◆ **STATED PROBLEM**
Pictures do not belong in the copy; quote every entry below exactly.

◆ **EXCERPTED DATA**
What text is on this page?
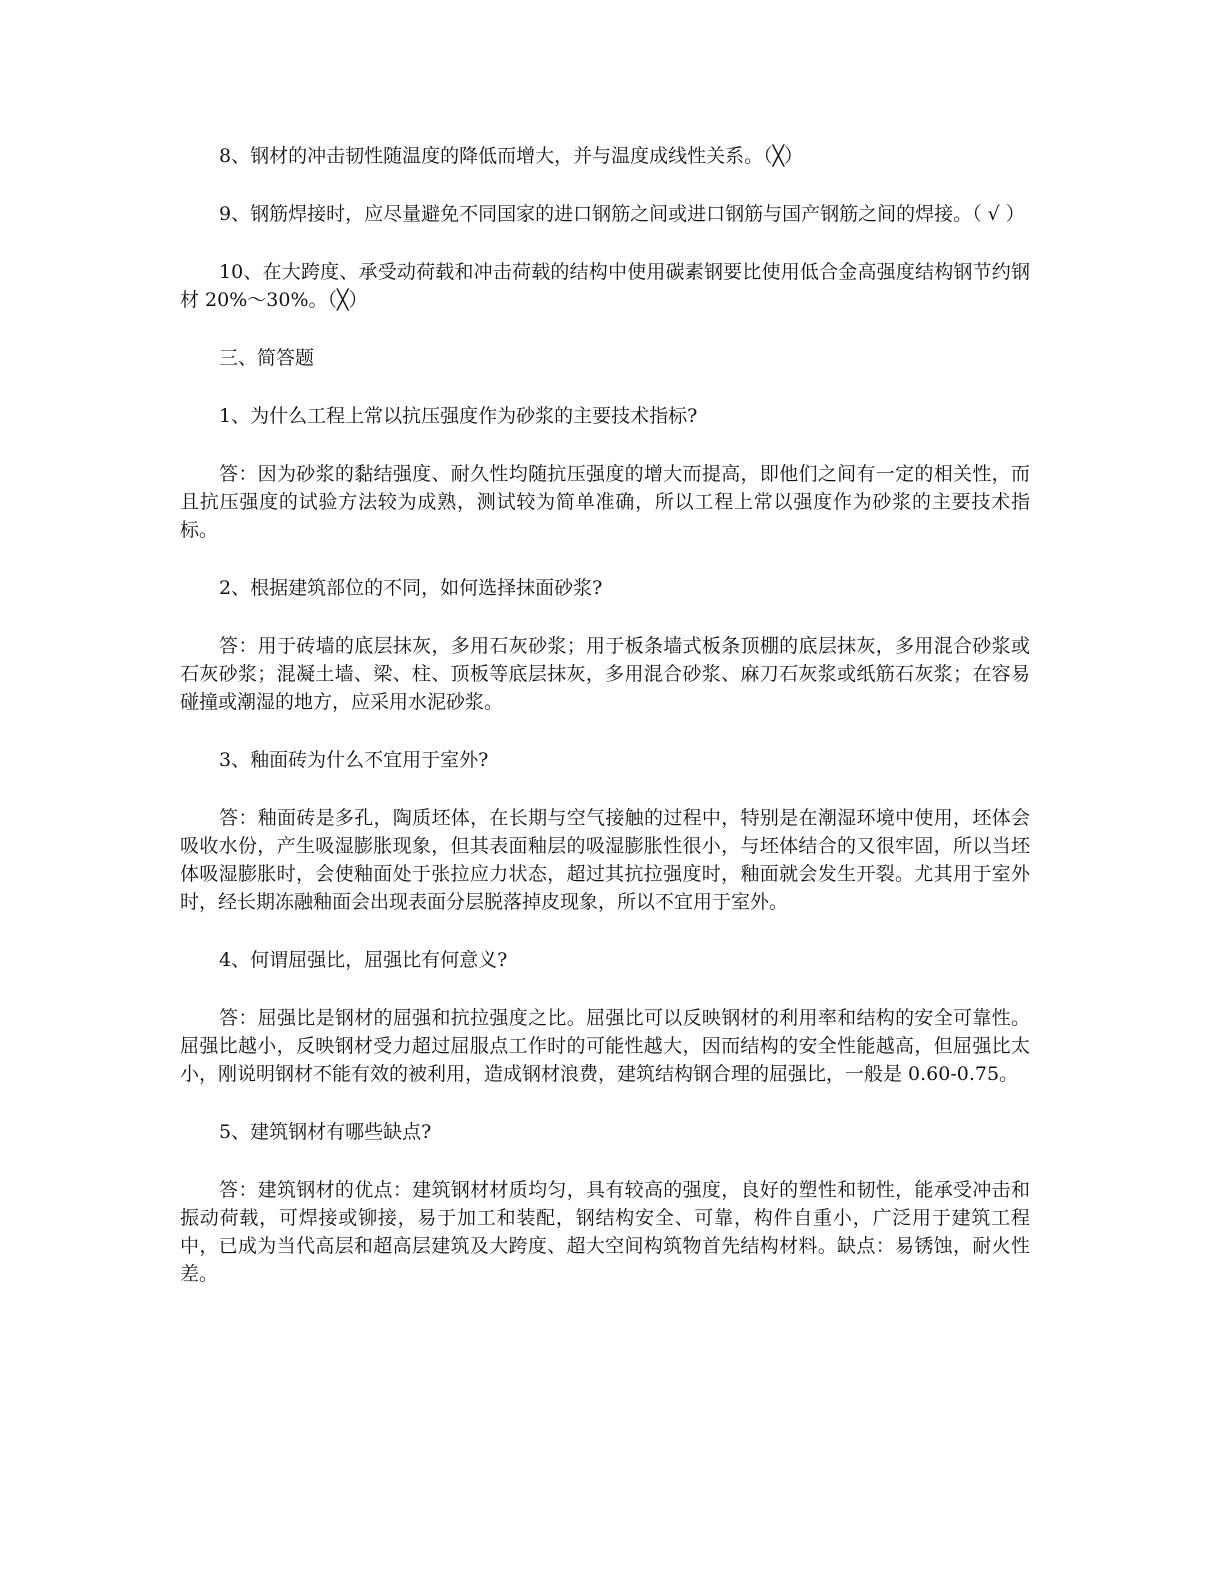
8、钢材的冲击韧性随温度的降低而增大，并与温度成线性关系。（╳）

9、钢筋焊接时，应尽量避免不同国家的进口钢筋之间或进口钢筋与国产钢筋之间的焊接。（ √ ）

10、在大跨度、承受动荷载和冲击荷载的结构中使用碳素钢要比使用低合金高强度结构钢节约钢材 20%～30%。（╳）

三、简答题

1、为什么工程上常以抗压强度作为砂浆的主要技术指标?

答：因为砂浆的黏结强度、耐久性均随抗压强度的增大而提高，即他们之间有一定的相关性，而且抗压强度的试验方法较为成熟，测试较为简单准确，所以工程上常以强度作为砂浆的主要技术指标。

2、根据建筑部位的不同，如何选择抹面砂浆?

答：用于砖墙的底层抹灰，多用石灰砂浆；用于板条墙式板条顶棚的底层抹灰，多用混合砂浆或石灰砂浆；混凝土墙、梁、柱、顶板等底层抹灰，多用混合砂浆、麻刀石灰浆或纸筋石灰浆；在容易碰撞或潮湿的地方，应采用水泥砂浆。

3、釉面砖为什么不宜用于室外?

答：釉面砖是多孔，陶质坯体，在长期与空气接触的过程中，特别是在潮湿环境中使用，坯体会吸收水份，产生吸湿膨胀现象，但其表面釉层的吸湿膨胀性很小，与坯体结合的又很牢固，所以当坯体吸湿膨胀时，会使釉面处于张拉应力状态，超过其抗拉强度时，釉面就会发生开裂。尤其用于室外时，经长期冻融釉面会出现表面分层脱落掉皮现象，所以不宜用于室外。

4、何谓屈强比，屈强比有何意义?

答：屈强比是钢材的屈强和抗拉强度之比。屈强比可以反映钢材的利用率和结构的安全可靠性。屈强比越小，反映钢材受力超过屈服点工作时的可能性越大，因而结构的安全性能越高，但屈强比太小，刚说明钢材不能有效的被利用，造成钢材浪费，建筑结构钢合理的屈强比，一般是 0.60-0.75。

5、建筑钢材有哪些缺点?

答：建筑钢材的优点：建筑钢材材质均匀，具有较高的强度，良好的塑性和韧性，能承受冲击和振动荷载，可焊接或铆接，易于加工和装配，钢结构安全、可靠，构件自重小，广泛用于建筑工程中，已成为当代高层和超高层建筑及大跨度、超大空间构筑物首先结构材料。缺点：易锈蚀，耐火性差。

◆ **OUTPUT**
What text is on this page?
8、钢材的冲击韧性随温度的降低而增大，并与温度成线性关系。（╳）

9、钢筋焊接时，应尽量避免不同国家的进口钢筋之间或进口钢筋与国产钢筋之间的焊接。（ √ ）

10、在大跨度、承受动荷载和冲击荷载的结构中使用碳素钢要比使用低合金高强度结构钢节约钢材 20%～30%。（╳）

三、简答题

1、为什么工程上常以抗压强度作为砂浆的主要技术指标?

答：因为砂浆的黏结强度、耐久性均随抗压强度的增大而提高，即他们之间有一定的相关性，而且抗压强度的试验方法较为成熟，测试较为简单准确，所以工程上常以强度作为砂浆的主要技术指标。

2、根据建筑部位的不同，如何选择抹面砂浆?

答：用于砖墙的底层抹灰，多用石灰砂浆；用于板条墙式板条顶棚的底层抹灰，多用混合砂浆或石灰砂浆；混凝土墙、梁、柱、顶板等底层抹灰，多用混合砂浆、麻刀石灰浆或纸筋石灰浆；在容易碰撞或潮湿的地方，应采用水泥砂浆。

3、釉面砖为什么不宜用于室外?

答：釉面砖是多孔，陶质坯体，在长期与空气接触的过程中，特别是在潮湿环境中使用，坯体会吸收水份，产生吸湿膨胀现象，但其表面釉层的吸湿膨胀性很小，与坯体结合的又很牢固，所以当坯体吸湿膨胀时，会使釉面处于张拉应力状态，超过其抗拉强度时，釉面就会发生开裂。尤其用于室外时，经长期冻融釉面会出现表面分层脱落掉皮现象，所以不宜用于室外。

4、何谓屈强比，屈强比有何意义?

答：屈强比是钢材的屈强和抗拉强度之比。屈强比可以反映钢材的利用率和结构的安全可靠性。屈强比越小，反映钢材受力超过屈服点工作时的可能性越大，因而结构的安全性能越高，但屈强比太小，刚说明钢材不能有效的被利用，造成钢材浪费，建筑结构钢合理的屈强比，一般是 0.60-0.75。

5、建筑钢材有哪些缺点?

答：建筑钢材的优点：建筑钢材材质均匀，具有较高的强度，良好的塑性和韧性，能承受冲击和振动荷载，可焊接或铆接，易于加工和装配，钢结构安全、可靠，构件自重小，广泛用于建筑工程中，已成为当代高层和超高层建筑及大跨度、超大空间构筑物首先结构材料。缺点：易锈蚀，耐火性差。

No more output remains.